··· Interviewauszug ···
Frau Loke, Ihr Buch ist im Prinzip ein Psychogramm der Hauptfigur Meyer. Auch viele der Nebenfiguren sind Männer, die sehr realitäts- und hautnah charakterisiert werden – woher nehmen Sie das? Sind Sie mit sieben Brüdern aufgewachsen?

Nein, aber ich glaube nicht, dass sich in der Hinsicht männliche und weibliche Psychen groß unterscheiden. Es geht ja um den Menschen in der Wirtschaft, oder die Wirtschaft im Menschen.

Oh, da gibt es doch allemal prägnante Unterschiede – in einer Formulierung sprechen Sie zum Beispiel davon, dass eine Figur gern “in diese solariumgegerbte Fresse schlagen” möchte – das ist doch eine typisch maskuline Sprache, da können Sie sich nicht herausreden…

…Hm, vielleicht bin ich auch so.  [lacht]

Ist Ihr privates, Ihr Berufsumfeld sehr männlich? Woher haben Sie diese fast schon intimen Kenntnisse von männlichem Denken, männlicher Sprache, männlichem Handeln? Diese Hackordnung, die Sie schildern, dieses Sich-Messen, ist das nicht alles typisch männlich?

Natürlich ist dieser Konkurrenzkampf momentan noch relativ maskulin geprägt, aber ich glaube, dass es Hackordnungen in der Wirtschaft auch unter Frauen gibt. So groß ist der Unterschied gar nicht, und vielleicht denke ich selbst auch ein bisschen mehr maskulin. Warum das so ist, weiß ich jetzt nicht… Ich kann Ihnen leider nicht genau sagen, warum ich das so gut kann, aber ich kann’s.

Autoren werden ja nach der Veröffentlichung oft gefragt, inwieweit ihre Geschichte autobiographisch geprägt sei. Wollten Sie dieser phrasenhaften Frage vielleicht aus dem Weg gehen?

Nee, für mich ist es so, dass man bei der Schreibe vom privaten in ein öffentliches Thema gehen muss. Mich hat Wirtschaft interessiert, weil es mich privat betrifft. Ich habe begriffen, wie tief wir alle in dieser Wirtschaft drinstecken, auch wenn ich als Literaturwissenschaftlerin noch lange kein BWLer bin. Aber irgendwie ist die Wirtschaft seit jeher ein Stiefkind in der Kultur, und das fand ich schade, weil es ein tief menschliches Thema ist. Deshalb wollte ich mich diesem Thema widmen.

In Ihrem Buch beweisen Sie, dass Sie sich in auffällig vielen Bereichen sehr gut auskennen – bei Immobilien, Maklern, Banken, Schuhmachern, Blinden – haben Sie die Recherche vor dem Schreiben abgeschlossen oder währenddessen fortgeführt?

Ich habe am Anfang erst mal recherchiert, ob das alles passt, ob ich auch einen schönen Plot hinbekomme. Ich hatte also meine Eckpunkte und habe vorab alles auf seine Funktion hin abgeklärt. Aber dann habe ich während des Schreibens auch noch tiefer recherchiert.
··· Eingabedaten ···
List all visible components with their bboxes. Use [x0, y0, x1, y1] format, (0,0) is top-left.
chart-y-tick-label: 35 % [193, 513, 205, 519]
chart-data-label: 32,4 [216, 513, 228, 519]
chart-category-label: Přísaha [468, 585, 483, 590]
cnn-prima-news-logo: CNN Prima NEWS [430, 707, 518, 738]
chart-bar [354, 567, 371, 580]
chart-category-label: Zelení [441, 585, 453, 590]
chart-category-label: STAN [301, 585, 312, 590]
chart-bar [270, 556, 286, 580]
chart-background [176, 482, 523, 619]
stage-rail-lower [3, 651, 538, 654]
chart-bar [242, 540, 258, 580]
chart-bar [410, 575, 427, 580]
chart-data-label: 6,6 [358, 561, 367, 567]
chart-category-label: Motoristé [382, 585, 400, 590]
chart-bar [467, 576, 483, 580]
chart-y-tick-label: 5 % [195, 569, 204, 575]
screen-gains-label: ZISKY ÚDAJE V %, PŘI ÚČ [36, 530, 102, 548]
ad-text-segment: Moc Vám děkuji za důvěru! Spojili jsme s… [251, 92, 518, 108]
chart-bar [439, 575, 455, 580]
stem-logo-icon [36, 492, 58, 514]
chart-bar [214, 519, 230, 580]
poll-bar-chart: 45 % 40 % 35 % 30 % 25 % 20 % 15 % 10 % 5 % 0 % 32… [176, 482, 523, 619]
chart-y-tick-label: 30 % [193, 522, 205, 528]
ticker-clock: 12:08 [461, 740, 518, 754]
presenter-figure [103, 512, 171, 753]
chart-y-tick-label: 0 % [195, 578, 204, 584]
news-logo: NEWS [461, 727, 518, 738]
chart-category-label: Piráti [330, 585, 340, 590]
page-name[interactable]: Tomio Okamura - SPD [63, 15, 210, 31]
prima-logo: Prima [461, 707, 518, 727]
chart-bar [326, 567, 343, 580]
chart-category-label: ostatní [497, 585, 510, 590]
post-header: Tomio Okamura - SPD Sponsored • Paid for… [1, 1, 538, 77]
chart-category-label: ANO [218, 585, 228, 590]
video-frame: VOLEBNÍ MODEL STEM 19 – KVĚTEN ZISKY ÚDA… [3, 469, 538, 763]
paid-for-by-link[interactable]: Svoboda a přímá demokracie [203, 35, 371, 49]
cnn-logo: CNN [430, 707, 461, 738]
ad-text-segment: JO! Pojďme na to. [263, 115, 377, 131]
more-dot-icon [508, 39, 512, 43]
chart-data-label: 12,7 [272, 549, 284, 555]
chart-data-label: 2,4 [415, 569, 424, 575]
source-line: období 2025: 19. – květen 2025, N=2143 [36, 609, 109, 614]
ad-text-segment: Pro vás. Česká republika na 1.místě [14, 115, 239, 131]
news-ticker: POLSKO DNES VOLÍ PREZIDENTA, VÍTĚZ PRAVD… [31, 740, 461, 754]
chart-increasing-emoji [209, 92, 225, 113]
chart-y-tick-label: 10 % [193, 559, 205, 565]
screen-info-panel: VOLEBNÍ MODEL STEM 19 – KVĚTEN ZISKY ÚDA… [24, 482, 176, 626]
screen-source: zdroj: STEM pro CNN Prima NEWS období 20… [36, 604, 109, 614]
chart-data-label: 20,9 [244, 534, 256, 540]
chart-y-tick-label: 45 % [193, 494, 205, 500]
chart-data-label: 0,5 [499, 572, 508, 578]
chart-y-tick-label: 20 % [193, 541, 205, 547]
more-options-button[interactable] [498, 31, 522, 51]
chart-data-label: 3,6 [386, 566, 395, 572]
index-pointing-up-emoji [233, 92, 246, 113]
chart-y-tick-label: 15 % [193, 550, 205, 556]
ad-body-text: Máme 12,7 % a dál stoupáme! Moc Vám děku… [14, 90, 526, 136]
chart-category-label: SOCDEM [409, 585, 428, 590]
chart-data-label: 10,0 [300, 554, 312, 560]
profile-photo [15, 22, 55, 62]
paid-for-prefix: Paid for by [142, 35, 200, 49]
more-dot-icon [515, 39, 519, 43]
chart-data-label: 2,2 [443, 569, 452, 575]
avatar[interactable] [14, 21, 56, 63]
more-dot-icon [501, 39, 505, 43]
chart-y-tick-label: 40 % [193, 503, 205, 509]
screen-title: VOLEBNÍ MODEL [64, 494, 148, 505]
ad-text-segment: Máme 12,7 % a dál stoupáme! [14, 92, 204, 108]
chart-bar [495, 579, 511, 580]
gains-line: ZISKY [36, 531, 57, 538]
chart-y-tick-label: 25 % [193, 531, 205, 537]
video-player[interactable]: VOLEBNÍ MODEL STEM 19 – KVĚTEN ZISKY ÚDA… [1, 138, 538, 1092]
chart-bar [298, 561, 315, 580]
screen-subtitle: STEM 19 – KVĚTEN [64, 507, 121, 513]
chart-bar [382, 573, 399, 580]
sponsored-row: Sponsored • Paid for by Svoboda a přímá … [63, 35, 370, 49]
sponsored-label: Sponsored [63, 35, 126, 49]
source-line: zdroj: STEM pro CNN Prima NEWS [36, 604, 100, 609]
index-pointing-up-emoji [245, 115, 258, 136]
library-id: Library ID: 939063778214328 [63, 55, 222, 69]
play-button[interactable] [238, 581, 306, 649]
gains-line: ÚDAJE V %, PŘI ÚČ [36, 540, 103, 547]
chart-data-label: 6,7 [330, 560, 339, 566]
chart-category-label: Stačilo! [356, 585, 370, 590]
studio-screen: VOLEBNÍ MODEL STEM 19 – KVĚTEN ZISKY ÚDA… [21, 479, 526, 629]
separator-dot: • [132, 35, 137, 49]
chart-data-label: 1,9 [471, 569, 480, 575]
···
> _Zu bearbeitende Aufgaben_
a. Welche Bereiche nennt der Interviewauszug, in denen sich Frau Loke in ihrem Buch sehr gut auskennt? Nenne alle.
b. Als was bezeichnet sich Frau Loke im Interviewauszug selbst?

> _Ergebnisse je Aufgabe_
a. Immobilien, Makler, Banken, Schuhmacher, Blinde

b. Als Literaturwissenschaftlerin.